** start Entries supplied **

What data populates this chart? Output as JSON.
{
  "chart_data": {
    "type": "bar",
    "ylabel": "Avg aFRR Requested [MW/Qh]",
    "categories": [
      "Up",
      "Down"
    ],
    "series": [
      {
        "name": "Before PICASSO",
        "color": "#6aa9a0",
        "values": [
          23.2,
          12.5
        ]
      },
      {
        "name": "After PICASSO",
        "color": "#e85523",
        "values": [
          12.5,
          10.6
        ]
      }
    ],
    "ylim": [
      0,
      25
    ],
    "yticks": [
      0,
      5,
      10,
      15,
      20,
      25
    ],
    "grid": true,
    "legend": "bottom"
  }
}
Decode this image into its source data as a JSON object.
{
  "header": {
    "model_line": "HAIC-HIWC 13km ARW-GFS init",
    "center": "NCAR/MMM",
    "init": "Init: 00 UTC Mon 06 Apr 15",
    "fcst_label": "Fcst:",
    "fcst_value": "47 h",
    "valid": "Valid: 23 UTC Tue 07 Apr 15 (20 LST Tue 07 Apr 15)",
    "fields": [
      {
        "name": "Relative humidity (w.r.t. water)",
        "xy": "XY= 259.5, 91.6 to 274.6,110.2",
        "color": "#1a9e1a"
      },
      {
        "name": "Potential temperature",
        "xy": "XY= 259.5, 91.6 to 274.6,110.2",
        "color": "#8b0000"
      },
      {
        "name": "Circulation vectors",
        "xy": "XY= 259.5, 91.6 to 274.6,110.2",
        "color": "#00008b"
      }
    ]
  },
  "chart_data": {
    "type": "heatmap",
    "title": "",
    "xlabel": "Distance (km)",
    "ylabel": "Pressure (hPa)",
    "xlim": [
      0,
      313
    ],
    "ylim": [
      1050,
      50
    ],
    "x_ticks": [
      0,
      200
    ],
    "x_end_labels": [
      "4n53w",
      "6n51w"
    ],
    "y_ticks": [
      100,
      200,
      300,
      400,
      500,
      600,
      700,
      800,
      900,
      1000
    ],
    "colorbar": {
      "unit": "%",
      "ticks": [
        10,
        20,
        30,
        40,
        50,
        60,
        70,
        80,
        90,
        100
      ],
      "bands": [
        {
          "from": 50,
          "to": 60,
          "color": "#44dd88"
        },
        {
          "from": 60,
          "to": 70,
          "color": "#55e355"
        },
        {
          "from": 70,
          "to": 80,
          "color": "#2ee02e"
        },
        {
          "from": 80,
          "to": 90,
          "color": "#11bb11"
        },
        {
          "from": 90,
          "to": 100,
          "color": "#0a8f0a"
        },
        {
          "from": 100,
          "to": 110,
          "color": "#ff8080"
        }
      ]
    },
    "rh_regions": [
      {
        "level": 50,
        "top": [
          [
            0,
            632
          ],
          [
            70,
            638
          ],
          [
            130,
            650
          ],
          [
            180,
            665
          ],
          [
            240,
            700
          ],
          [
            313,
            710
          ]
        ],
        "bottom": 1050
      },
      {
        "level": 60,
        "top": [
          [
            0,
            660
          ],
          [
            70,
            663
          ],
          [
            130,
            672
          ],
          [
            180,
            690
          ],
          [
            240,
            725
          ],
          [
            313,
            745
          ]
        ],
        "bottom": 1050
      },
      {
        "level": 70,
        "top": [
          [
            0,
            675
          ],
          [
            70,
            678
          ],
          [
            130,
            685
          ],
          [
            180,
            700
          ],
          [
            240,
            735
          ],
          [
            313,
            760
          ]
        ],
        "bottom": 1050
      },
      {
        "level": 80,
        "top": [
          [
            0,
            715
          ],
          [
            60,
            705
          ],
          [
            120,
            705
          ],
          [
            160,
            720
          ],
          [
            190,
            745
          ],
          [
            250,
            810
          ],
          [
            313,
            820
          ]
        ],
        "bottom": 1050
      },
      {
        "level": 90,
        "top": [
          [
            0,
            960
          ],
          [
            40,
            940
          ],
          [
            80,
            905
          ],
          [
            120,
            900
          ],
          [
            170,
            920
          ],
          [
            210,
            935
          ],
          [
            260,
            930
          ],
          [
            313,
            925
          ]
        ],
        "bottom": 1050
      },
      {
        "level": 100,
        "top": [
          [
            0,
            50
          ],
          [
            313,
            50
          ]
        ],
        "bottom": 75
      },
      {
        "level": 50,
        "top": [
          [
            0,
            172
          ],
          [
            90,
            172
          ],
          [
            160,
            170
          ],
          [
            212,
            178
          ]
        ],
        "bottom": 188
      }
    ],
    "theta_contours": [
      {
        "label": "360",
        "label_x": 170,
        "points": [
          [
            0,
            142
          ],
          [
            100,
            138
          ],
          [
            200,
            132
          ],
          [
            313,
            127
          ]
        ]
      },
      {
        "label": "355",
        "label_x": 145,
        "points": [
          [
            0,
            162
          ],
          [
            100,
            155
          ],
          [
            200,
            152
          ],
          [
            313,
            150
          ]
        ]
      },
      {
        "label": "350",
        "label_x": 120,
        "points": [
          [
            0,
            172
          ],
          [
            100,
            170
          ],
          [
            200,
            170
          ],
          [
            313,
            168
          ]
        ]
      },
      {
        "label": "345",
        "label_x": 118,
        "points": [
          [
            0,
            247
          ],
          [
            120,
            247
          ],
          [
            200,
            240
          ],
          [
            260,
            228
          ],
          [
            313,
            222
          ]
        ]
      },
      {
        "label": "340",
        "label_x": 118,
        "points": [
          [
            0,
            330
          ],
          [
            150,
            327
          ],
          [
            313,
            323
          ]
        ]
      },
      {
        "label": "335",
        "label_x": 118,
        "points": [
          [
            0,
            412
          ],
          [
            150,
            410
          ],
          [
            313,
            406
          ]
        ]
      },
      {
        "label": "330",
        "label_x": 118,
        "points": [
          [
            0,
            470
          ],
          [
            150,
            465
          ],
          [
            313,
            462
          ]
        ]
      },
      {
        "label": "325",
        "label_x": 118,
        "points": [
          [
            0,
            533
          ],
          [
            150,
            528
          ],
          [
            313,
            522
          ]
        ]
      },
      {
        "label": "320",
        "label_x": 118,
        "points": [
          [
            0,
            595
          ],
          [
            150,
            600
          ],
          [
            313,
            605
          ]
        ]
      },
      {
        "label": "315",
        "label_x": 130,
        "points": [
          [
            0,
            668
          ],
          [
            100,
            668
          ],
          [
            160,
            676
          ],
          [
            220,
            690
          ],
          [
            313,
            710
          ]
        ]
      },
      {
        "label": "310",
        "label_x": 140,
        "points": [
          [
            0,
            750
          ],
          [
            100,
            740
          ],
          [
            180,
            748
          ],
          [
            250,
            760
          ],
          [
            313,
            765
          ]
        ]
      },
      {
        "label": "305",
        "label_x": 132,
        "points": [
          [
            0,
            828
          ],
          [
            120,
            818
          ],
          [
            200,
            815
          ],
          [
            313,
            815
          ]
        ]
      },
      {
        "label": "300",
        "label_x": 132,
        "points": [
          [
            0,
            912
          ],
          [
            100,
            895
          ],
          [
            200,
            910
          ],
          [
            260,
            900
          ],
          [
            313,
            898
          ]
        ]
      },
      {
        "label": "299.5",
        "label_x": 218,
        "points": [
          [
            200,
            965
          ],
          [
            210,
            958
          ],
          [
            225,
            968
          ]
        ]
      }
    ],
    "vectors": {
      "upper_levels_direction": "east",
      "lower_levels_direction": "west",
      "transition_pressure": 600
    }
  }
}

** end Entries supplied **

▶ _Set exercise_
Exact copies of all the records are required.

▶ _Reply to the exercise_
What data populates this chart? Output as JSON.
{
  "chart_data": {
    "type": "bar",
    "ylabel": "Avg aFRR Requested [MW/Qh]",
    "categories": [
      "Up",
      "Down"
    ],
    "series": [
      {
        "name": "Before PICASSO",
        "color": "#6aa9a0",
        "values": [
          23.2,
          12.5
        ]
      },
      {
        "name": "After PICASSO",
        "color": "#e85523",
        "values": [
          12.5,
          10.6
        ]
      }
    ],
    "ylim": [
      0,
      25
    ],
    "yticks": [
      0,
      5,
      10,
      15,
      20,
      25
    ],
    "grid": true,
    "legend": "bottom"
  }
}
Decode this image into its source data as a JSON object.
{
  "header": {
    "model_line": "HAIC-HIWC 13km ARW-GFS init",
    "center": "NCAR/MMM",
    "init": "Init: 00 UTC Mon 06 Apr 15",
    "fcst_label": "Fcst:",
    "fcst_value": "47 h",
    "valid": "Valid: 23 UTC Tue 07 Apr 15 (20 LST Tue 07 Apr 15)",
    "fields": [
      {
        "name": "Relative humidity (w.r.t. water)",
        "xy": "XY= 259.5, 91.6 to 274.6,110.2",
        "color": "#1a9e1a"
      },
      {
        "name": "Potential temperature",
        "xy": "XY= 259.5, 91.6 to 274.6,110.2",
        "color": "#8b0000"
      },
      {
        "name": "Circulation vectors",
        "xy": "XY= 259.5, 91.6 to 274.6,110.2",
        "color": "#00008b"
      }
    ]
  },
  "chart_data": {
    "type": "heatmap",
    "title": "",
    "xlabel": "Distance (km)",
    "ylabel": "Pressure (hPa)",
    "xlim": [
      0,
      313
    ],
    "ylim": [
      1050,
      50
    ],
    "x_ticks": [
      0,
      200
    ],
    "x_end_labels": [
      "4n53w",
      "6n51w"
    ],
    "y_ticks": [
      100,
      200,
      300,
      400,
      500,
      600,
      700,
      800,
      900,
      1000
    ],
    "colorbar": {
      "unit": "%",
      "ticks": [
        10,
        20,
        30,
        40,
        50,
        60,
        70,
        80,
        90,
        100
      ],
      "bands": [
        {
          "from": 50,
          "to": 60,
          "color": "#44dd88"
        },
        {
          "from": 60,
          "to": 70,
          "color": "#55e355"
        },
        {
          "from": 70,
          "to": 80,
          "color": "#2ee02e"
        },
        {
          "from": 80,
          "to": 90,
          "color": "#11bb11"
        },
        {
          "from": 90,
          "to": 100,
          "color": "#0a8f0a"
        },
        {
          "from": 100,
          "to": 110,
          "color": "#ff8080"
        }
      ]
    },
    "rh_regions": [
      {
        "level": 50,
        "top": [
          [
            0,
            632
          ],
          [
            70,
            638
          ],
          [
            130,
            650
          ],
          [
            180,
            665
          ],
          [
            240,
            700
          ],
          [
            313,
            710
          ]
        ],
        "bottom": 1050
      },
      {
        "level": 60,
        "top": [
          [
            0,
            660
          ],
          [
            70,
            663
          ],
          [
            130,
            672
          ],
          [
            180,
            690
          ],
          [
            240,
            725
          ],
          [
            313,
            745
          ]
        ],
        "bottom": 1050
      },
      {
        "level": 70,
        "top": [
          [
            0,
            675
          ],
          [
            70,
            678
          ],
          [
            130,
            685
          ],
          [
            180,
            700
          ],
          [
            240,
            735
          ],
          [
            313,
            760
          ]
        ],
        "bottom": 1050
      },
      {
        "level": 80,
        "top": [
          [
            0,
            715
          ],
          [
            60,
            705
          ],
          [
            120,
            705
          ],
          [
            160,
            720
          ],
          [
            190,
            745
          ],
          [
            250,
            810
          ],
          [
            313,
            820
          ]
        ],
        "bottom": 1050
      },
      {
        "level": 90,
        "top": [
          [
            0,
            960
          ],
          [
            40,
            940
          ],
          [
            80,
            905
          ],
          [
            120,
            900
          ],
          [
            170,
            920
          ],
          [
            210,
            935
          ],
          [
            260,
            930
          ],
          [
            313,
            925
          ]
        ],
        "bottom": 1050
      },
      {
        "level": 100,
        "top": [
          [
            0,
            50
          ],
          [
            313,
            50
          ]
        ],
        "bottom": 75
      },
      {
        "level": 50,
        "top": [
          [
            0,
            172
          ],
          [
            90,
            172
          ],
          [
            160,
            170
          ],
          [
            212,
            178
          ]
        ],
        "bottom": 188
      }
    ],
    "theta_contours": [
      {
        "label": "360",
        "label_x": 170,
        "points": [
          [
            0,
            142
          ],
          [
            100,
            138
          ],
          [
            200,
            132
          ],
          [
            313,
            127
          ]
        ]
      },
      {
        "label": "355",
        "label_x": 145,
        "points": [
          [
            0,
            162
          ],
          [
            100,
            155
          ],
          [
            200,
            152
          ],
          [
            313,
            150
          ]
        ]
      },
      {
        "label": "350",
        "label_x": 120,
        "points": [
          [
            0,
            172
          ],
          [
            100,
            170
          ],
          [
            200,
            170
          ],
          [
            313,
            168
          ]
        ]
      },
      {
        "label": "345",
        "label_x": 118,
        "points": [
          [
            0,
            247
          ],
          [
            120,
            247
          ],
          [
            200,
            240
          ],
          [
            260,
            228
          ],
          [
            313,
            222
          ]
        ]
      },
      {
        "label": "340",
        "label_x": 118,
        "points": [
          [
            0,
            330
          ],
          [
            150,
            327
          ],
          [
            313,
            323
          ]
        ]
      },
      {
        "label": "335",
        "label_x": 118,
        "points": [
          [
            0,
            412
          ],
          [
            150,
            410
          ],
          [
            313,
            406
          ]
        ]
      },
      {
        "label": "330",
        "label_x": 118,
        "points": [
          [
            0,
            470
          ],
          [
            150,
            465
          ],
          [
            313,
            462
          ]
        ]
      },
      {
        "label": "325",
        "label_x": 118,
        "points": [
          [
            0,
            533
          ],
          [
            150,
            528
          ],
          [
            313,
            522
          ]
        ]
      },
      {
        "label": "320",
        "label_x": 118,
        "points": [
          [
            0,
            595
          ],
          [
            150,
            600
          ],
          [
            313,
            605
          ]
        ]
      },
      {
        "label": "315",
        "label_x": 130,
        "points": [
          [
            0,
            668
          ],
          [
            100,
            668
          ],
          [
            160,
            676
          ],
          [
            220,
            690
          ],
          [
            313,
            710
          ]
        ]
      },
      {
        "label": "310",
        "label_x": 140,
        "points": [
          [
            0,
            750
          ],
          [
            100,
            740
          ],
          [
            180,
            748
          ],
          [
            250,
            760
          ],
          [
            313,
            765
          ]
        ]
      },
      {
        "label": "305",
        "label_x": 132,
        "points": [
          [
            0,
            828
          ],
          [
            120,
            818
          ],
          [
            200,
            815
          ],
          [
            313,
            815
          ]
        ]
      },
      {
        "label": "300",
        "label_x": 132,
        "points": [
          [
            0,
            912
          ],
          [
            100,
            895
          ],
          [
            200,
            910
          ],
          [
            260,
            900
          ],
          [
            313,
            898
          ]
        ]
      },
      {
        "label": "299.5",
        "label_x": 218,
        "points": [
          [
            200,
            965
          ],
          [
            210,
            958
          ],
          [
            225,
            968
          ]
        ]
      }
    ],
    "vectors": {
      "upper_levels_direction": "east",
      "lower_levels_direction": "west",
      "transition_pressure": 600
    }
  }
}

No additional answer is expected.